TASK GOAL:
The data follows this line. Copy verbatim the line with "Serialize everything readable" and each line after it to the end.

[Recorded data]
________________________

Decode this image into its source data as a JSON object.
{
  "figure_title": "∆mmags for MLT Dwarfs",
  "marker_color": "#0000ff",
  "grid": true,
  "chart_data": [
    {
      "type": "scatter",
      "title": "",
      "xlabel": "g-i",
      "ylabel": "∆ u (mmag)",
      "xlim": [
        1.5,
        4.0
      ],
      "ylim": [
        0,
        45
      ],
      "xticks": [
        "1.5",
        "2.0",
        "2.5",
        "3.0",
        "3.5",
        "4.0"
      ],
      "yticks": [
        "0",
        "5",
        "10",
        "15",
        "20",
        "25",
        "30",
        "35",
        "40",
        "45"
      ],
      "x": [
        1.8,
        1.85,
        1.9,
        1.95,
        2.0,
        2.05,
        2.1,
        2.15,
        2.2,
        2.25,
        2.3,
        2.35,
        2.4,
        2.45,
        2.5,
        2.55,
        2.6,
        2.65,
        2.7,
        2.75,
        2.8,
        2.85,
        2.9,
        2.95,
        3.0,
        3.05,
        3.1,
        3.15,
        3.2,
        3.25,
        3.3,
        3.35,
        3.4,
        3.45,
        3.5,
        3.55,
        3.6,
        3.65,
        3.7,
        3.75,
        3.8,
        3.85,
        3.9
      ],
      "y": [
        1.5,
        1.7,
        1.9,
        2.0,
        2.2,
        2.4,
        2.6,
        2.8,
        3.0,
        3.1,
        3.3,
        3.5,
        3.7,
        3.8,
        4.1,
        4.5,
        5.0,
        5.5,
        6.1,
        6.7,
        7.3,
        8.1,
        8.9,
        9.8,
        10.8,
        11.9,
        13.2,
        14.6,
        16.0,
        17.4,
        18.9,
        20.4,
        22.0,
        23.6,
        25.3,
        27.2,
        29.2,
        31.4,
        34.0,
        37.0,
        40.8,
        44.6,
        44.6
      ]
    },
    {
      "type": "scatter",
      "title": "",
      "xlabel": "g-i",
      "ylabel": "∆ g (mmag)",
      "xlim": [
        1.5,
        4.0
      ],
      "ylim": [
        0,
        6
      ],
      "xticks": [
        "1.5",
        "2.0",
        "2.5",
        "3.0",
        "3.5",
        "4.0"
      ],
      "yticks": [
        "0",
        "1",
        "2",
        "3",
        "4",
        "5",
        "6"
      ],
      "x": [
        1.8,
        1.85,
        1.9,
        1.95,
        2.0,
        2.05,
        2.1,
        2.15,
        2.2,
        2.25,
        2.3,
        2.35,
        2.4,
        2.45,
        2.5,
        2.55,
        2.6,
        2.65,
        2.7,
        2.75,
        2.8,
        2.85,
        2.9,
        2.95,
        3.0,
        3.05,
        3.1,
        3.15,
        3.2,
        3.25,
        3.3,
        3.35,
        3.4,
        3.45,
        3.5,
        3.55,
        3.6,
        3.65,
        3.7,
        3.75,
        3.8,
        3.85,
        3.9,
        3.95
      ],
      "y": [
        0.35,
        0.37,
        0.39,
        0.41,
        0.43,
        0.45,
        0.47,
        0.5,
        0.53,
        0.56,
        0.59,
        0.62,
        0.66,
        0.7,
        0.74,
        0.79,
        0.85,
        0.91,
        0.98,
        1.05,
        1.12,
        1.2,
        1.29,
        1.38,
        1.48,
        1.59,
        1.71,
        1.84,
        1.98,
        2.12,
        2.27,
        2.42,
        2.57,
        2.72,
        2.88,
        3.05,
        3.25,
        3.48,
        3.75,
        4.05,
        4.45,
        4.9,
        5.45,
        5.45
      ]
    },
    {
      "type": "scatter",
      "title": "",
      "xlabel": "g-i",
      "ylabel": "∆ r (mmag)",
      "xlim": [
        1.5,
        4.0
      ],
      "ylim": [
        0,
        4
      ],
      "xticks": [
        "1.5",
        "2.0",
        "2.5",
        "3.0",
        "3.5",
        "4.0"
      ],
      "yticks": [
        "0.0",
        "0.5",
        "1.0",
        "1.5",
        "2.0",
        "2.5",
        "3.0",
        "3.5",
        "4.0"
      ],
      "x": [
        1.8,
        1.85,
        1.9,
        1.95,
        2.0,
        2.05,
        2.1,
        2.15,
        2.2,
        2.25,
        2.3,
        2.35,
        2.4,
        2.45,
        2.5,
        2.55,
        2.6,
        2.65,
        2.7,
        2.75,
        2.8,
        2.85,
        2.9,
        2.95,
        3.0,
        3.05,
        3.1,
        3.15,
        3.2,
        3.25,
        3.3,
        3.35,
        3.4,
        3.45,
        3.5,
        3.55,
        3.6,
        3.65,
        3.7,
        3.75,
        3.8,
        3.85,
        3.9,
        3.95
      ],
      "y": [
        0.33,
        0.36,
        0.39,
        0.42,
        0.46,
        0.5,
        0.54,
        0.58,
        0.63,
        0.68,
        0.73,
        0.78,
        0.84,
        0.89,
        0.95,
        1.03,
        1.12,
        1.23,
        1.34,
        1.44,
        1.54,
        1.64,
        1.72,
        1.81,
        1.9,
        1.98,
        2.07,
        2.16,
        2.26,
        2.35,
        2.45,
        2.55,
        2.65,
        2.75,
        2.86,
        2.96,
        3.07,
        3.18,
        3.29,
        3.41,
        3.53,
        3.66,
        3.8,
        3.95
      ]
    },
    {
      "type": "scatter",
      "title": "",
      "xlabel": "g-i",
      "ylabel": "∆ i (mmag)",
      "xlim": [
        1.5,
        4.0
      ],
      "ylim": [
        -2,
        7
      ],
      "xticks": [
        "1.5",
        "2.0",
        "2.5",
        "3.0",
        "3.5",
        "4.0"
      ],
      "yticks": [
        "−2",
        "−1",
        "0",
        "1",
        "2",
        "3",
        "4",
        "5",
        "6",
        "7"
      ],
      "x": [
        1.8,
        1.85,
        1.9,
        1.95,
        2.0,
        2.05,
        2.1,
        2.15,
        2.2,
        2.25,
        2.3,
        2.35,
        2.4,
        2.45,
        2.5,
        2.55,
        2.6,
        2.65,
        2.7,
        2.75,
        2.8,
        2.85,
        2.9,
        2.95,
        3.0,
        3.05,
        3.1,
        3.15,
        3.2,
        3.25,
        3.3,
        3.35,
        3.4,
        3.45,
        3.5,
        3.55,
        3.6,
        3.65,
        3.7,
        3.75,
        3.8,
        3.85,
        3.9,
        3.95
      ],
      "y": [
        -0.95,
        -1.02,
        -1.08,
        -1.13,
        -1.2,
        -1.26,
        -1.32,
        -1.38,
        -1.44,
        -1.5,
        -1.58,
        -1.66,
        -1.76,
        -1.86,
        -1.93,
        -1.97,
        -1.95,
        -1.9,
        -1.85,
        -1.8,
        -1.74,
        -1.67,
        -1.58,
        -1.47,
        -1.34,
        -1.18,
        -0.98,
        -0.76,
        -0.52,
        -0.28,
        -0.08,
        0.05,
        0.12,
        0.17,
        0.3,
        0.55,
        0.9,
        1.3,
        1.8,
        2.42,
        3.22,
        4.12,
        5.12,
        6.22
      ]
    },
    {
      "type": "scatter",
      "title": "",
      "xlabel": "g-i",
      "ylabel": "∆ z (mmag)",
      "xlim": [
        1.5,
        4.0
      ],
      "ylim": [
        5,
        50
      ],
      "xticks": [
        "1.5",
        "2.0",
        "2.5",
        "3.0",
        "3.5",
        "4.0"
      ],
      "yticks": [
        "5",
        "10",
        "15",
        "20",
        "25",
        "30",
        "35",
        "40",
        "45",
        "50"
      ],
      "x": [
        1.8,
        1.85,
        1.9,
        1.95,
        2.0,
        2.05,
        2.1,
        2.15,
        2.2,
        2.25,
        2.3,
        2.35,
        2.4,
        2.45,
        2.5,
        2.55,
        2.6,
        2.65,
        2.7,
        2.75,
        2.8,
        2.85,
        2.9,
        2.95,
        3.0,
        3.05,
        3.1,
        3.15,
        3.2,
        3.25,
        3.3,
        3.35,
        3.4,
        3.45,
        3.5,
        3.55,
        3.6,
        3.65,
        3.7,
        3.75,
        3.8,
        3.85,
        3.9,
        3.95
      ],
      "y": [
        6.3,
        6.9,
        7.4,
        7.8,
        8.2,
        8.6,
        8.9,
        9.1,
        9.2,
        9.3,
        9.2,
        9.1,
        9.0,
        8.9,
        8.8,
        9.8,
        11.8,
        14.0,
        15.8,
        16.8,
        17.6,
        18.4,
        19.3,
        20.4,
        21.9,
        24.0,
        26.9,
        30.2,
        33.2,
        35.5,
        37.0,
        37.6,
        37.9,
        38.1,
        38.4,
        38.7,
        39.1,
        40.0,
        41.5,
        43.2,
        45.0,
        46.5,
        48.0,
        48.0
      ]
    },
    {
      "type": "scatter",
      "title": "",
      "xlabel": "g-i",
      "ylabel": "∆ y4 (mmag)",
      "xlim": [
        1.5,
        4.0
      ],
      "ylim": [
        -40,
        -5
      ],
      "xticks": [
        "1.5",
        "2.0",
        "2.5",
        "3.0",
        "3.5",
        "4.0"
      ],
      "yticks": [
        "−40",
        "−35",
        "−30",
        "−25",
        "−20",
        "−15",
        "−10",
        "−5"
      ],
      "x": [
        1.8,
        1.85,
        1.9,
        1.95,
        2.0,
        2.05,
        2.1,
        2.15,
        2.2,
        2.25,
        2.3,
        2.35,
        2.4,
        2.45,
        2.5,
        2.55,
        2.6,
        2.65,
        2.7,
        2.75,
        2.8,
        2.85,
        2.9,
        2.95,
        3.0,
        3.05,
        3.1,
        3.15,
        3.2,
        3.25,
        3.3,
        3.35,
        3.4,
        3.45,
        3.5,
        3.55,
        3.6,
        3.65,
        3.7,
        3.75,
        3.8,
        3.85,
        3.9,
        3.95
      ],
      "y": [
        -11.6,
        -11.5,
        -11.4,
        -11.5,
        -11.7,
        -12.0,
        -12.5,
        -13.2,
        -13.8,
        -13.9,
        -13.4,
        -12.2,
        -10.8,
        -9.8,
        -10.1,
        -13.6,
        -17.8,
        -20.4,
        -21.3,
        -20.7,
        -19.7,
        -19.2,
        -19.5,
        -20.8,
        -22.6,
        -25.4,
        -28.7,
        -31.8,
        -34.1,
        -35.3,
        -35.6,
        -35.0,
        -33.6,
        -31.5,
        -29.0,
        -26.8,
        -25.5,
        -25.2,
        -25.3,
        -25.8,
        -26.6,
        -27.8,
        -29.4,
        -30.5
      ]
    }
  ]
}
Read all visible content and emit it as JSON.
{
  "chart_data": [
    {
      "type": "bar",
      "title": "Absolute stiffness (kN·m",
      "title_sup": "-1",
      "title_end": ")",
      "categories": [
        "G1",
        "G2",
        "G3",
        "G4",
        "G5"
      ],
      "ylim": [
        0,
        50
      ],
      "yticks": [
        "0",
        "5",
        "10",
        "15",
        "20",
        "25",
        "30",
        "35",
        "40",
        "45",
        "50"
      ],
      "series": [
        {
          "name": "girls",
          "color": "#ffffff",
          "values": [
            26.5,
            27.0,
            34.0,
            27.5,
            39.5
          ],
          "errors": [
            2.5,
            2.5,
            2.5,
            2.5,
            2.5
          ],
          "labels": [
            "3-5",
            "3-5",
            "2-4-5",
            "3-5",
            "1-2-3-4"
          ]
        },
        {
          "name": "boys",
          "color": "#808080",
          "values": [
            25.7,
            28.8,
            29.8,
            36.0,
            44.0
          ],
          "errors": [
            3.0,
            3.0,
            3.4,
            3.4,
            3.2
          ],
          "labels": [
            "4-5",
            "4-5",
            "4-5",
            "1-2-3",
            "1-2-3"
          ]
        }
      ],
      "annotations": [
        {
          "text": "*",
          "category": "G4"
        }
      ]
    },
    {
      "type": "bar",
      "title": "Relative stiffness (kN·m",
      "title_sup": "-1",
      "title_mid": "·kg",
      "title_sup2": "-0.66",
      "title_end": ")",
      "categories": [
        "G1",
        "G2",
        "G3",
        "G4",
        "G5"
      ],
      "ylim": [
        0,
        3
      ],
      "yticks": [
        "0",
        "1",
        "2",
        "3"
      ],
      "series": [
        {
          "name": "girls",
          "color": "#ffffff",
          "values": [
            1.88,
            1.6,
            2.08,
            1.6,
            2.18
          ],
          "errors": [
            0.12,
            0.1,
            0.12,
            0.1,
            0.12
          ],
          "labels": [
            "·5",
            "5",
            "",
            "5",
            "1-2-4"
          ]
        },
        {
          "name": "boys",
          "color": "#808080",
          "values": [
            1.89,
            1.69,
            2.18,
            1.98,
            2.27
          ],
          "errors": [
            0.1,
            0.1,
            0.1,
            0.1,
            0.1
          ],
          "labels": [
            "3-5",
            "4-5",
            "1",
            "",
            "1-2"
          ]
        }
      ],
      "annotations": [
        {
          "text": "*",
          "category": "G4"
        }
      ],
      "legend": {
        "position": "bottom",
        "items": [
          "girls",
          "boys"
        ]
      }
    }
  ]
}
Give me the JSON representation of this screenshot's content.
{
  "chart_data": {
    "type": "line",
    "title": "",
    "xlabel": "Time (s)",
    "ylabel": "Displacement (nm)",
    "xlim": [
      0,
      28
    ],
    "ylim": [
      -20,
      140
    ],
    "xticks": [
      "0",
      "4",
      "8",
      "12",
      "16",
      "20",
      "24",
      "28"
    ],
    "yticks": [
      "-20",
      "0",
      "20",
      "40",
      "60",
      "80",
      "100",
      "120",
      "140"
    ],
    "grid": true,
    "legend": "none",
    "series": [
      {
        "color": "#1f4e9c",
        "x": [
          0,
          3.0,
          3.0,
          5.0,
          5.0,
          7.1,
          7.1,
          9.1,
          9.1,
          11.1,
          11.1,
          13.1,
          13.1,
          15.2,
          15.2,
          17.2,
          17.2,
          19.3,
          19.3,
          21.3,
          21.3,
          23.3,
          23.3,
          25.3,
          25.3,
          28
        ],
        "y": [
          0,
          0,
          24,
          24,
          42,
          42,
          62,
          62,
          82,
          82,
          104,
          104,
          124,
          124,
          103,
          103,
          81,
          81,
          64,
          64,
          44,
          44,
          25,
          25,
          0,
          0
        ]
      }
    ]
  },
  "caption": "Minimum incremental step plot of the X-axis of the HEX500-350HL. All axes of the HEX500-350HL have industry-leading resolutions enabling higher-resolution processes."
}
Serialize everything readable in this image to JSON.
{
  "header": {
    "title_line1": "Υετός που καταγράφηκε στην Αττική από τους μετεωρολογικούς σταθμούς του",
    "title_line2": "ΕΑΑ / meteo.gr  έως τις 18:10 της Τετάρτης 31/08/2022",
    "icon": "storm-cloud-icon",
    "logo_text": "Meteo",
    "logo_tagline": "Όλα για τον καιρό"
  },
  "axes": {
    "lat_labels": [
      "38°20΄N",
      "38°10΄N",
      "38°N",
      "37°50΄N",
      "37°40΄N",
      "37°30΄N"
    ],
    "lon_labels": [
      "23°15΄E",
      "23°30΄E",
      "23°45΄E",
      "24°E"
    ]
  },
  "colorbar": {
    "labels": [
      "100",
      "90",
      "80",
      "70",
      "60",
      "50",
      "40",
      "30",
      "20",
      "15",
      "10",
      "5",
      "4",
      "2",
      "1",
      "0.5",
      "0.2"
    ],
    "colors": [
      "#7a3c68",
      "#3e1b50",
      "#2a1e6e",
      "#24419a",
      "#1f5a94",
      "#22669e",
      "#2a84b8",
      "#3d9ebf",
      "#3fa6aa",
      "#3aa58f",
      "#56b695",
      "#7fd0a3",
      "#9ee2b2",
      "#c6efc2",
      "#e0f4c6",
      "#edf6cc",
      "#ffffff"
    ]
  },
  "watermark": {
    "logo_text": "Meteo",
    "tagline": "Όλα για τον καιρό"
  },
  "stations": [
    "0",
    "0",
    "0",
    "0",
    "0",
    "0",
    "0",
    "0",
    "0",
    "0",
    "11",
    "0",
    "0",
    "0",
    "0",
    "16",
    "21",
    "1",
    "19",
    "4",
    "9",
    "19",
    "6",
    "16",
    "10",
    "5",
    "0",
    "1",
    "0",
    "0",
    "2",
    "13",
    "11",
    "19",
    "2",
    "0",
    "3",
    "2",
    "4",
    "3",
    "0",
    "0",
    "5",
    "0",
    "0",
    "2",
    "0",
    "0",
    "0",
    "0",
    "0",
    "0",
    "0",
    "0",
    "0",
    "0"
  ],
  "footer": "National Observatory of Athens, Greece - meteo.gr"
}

________________________

EXERCISE RESULT:
Serialize everything readable in this image to JSON.
{
  "header": {
    "title_line1": "Υετός που καταγράφηκε στην Αττική από τους μετεωρολογικούς σταθμούς του",
    "title_line2": "ΕΑΑ / meteo.gr  έως τις 18:10 της Τετάρτης 31/08/2022",
    "icon": "storm-cloud-icon",
    "logo_text": "Meteo",
    "logo_tagline": "Όλα για τον καιρό"
  },
  "axes": {
    "lat_labels": [
      "38°20΄N",
      "38°10΄N",
      "38°N",
      "37°50΄N",
      "37°40΄N",
      "37°30΄N"
    ],
    "lon_labels": [
      "23°15΄E",
      "23°30΄E",
      "23°45΄E",
      "24°E"
    ]
  },
  "colorbar": {
    "labels": [
      "100",
      "90",
      "80",
      "70",
      "60",
      "50",
      "40",
      "30",
      "20",
      "15",
      "10",
      "5",
      "4",
      "2",
      "1",
      "0.5",
      "0.2"
    ],
    "colors": [
      "#7a3c68",
      "#3e1b50",
      "#2a1e6e",
      "#24419a",
      "#1f5a94",
      "#22669e",
      "#2a84b8",
      "#3d9ebf",
      "#3fa6aa",
      "#3aa58f",
      "#56b695",
      "#7fd0a3",
      "#9ee2b2",
      "#c6efc2",
      "#e0f4c6",
      "#edf6cc",
      "#ffffff"
    ]
  },
  "watermark": {
    "logo_text": "Meteo",
    "tagline": "Όλα για τον καιρό"
  },
  "stations": [
    "0",
    "0",
    "0",
    "0",
    "0",
    "0",
    "0",
    "0",
    "0",
    "0",
    "11",
    "0",
    "0",
    "0",
    "0",
    "16",
    "21",
    "1",
    "19",
    "4",
    "9",
    "19",
    "6",
    "16",
    "10",
    "5",
    "0",
    "1",
    "0",
    "0",
    "2",
    "13",
    "11",
    "19",
    "2",
    "0",
    "3",
    "2",
    "4",
    "3",
    "0",
    "0",
    "5",
    "0",
    "0",
    "2",
    "0",
    "0",
    "0",
    "0",
    "0",
    "0",
    "0",
    "0",
    "0",
    "0"
  ],
  "footer": "National Observatory of Athens, Greece - meteo.gr"
}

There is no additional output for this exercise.